Data shown:
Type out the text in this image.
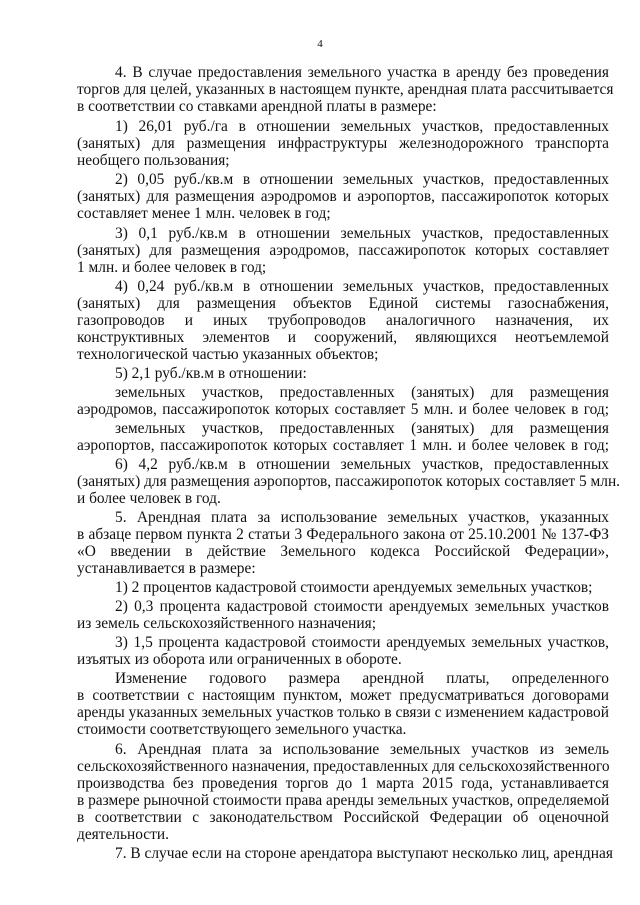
4
4. В случае предоставления земельного участка в аренду без проведения
торгов для целей, указанных в настоящем пункте, арендная плата рассчитывается
в соответствии со ставками арендной платы в размере:
1) 26,01 руб./га в отношении земельных участков, предоставленных
(занятых) для размещения инфраструктуры железнодорожного транспорта
необщего пользования;
2) 0,05 руб./кв.м в отношении земельных участков, предоставленных
(занятых) для размещения аэродромов и аэропортов, пассажиропоток которых
составляет менее 1 млн. человек в год;
3) 0,1 руб./кв.м в отношении земельных участков, предоставленных
(занятых) для размещения аэродромов, пассажиропоток которых составляет
1 млн. и более человек в год;
4) 0,24 руб./кв.м в отношении земельных участков, предоставленных
(занятых) для размещения объектов Единой системы газоснабжения,
газопроводов и иных трубопроводов аналогичного назначения, их
конструктивных элементов и сооружений, являющихся неотъемлемой
технологической частью указанных объектов;
5) 2,1 руб./кв.м в отношении:
земельных участков, предоставленных (занятых) для размещения
аэродромов, пассажиропоток которых составляет 5 млн. и более человек в год;
земельных участков, предоставленных (занятых) для размещения
аэропортов, пассажиропоток которых составляет 1 млн. и более человек в год;
6) 4,2 руб./кв.м в отношении земельных участков, предоставленных
(занятых) для размещения аэропортов, пассажиропоток которых составляет 5 млн.
и более человек в год.
5. Арендная плата за использование земельных участков, указанных
в абзаце первом пункта 2 статьи 3 Федерального закона от 25.10.2001 № 137-ФЗ
«О введении в действие Земельного кодекса Российской Федерации»,
устанавливается в размере:
1) 2 процентов кадастровой стоимости арендуемых земельных участков;
2) 0,3 процента кадастровой стоимости арендуемых земельных участков
из земель сельскохозяйственного назначения;
3) 1,5 процента кадастровой стоимости арендуемых земельных участков,
изъятых из оборота или ограниченных в обороте.
Изменение годового размера арендной платы, определенного
в соответствии с настоящим пунктом, может предусматриваться договорами
аренды указанных земельных участков только в связи с изменением кадастровой
стоимости соответствующего земельного участка.
6. Арендная плата за использование земельных участков из земель
сельскохозяйственного назначения, предоставленных для сельскохозяйственного
производства без проведения торгов до 1 марта 2015 года, устанавливается
в размере рыночной стоимости права аренды земельных участков, определяемой
в соответствии с законодательством Российской Федерации об оценочной
деятельности.
7. В случае если на стороне арендатора выступают несколько лиц, арендная
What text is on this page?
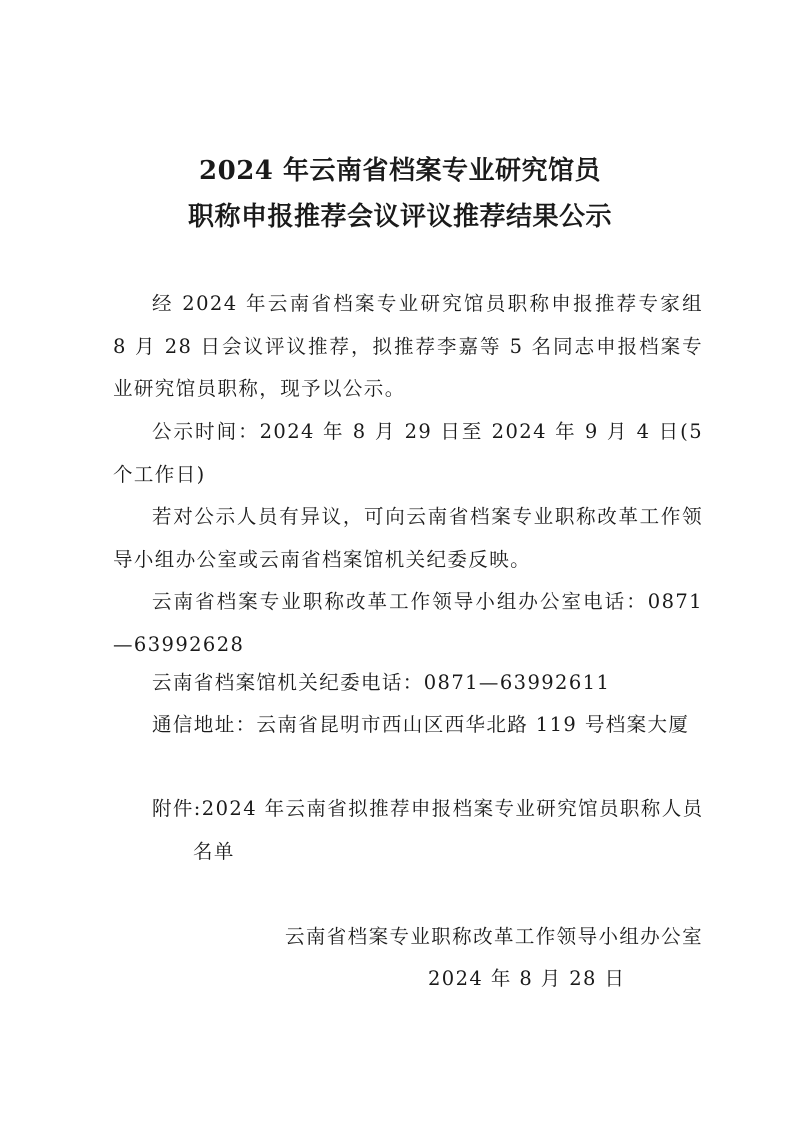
2024 年云南省档案专业研究馆员
职称申报推荐会议评议推荐结果公示

经 2024 年云南省档案专业研究馆员职称申报推荐专家组 8 月 28 日会议评议推荐，拟推荐李嘉等 5 名同志申报档案专业研究馆员职称，现予以公示。

公示时间：2024 年 8 月 29 日至 2024 年 9 月 4 日(5 个工作日)

若对公示人员有异议，可向云南省档案专业职称改革工作领导小组办公室或云南省档案馆机关纪委反映。

云南省档案专业职称改革工作领导小组办公室电话：0871—63992628

云南省档案馆机关纪委电话：0871—63992611
通信地址：云南省昆明市西山区西华北路 119 号档案大厦
附件:2024 年云南省拟推荐申报档案专业研究馆员职称人员
名单
云南省档案专业职称改革工作领导小组办公室
2024 年 8 月 28 日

Prompt: Collect each line containing the string "арендной".

Result for this exercise:
в соответствии со ставками арендной платы в размере:
Изменение годового размера арендной платы, определенного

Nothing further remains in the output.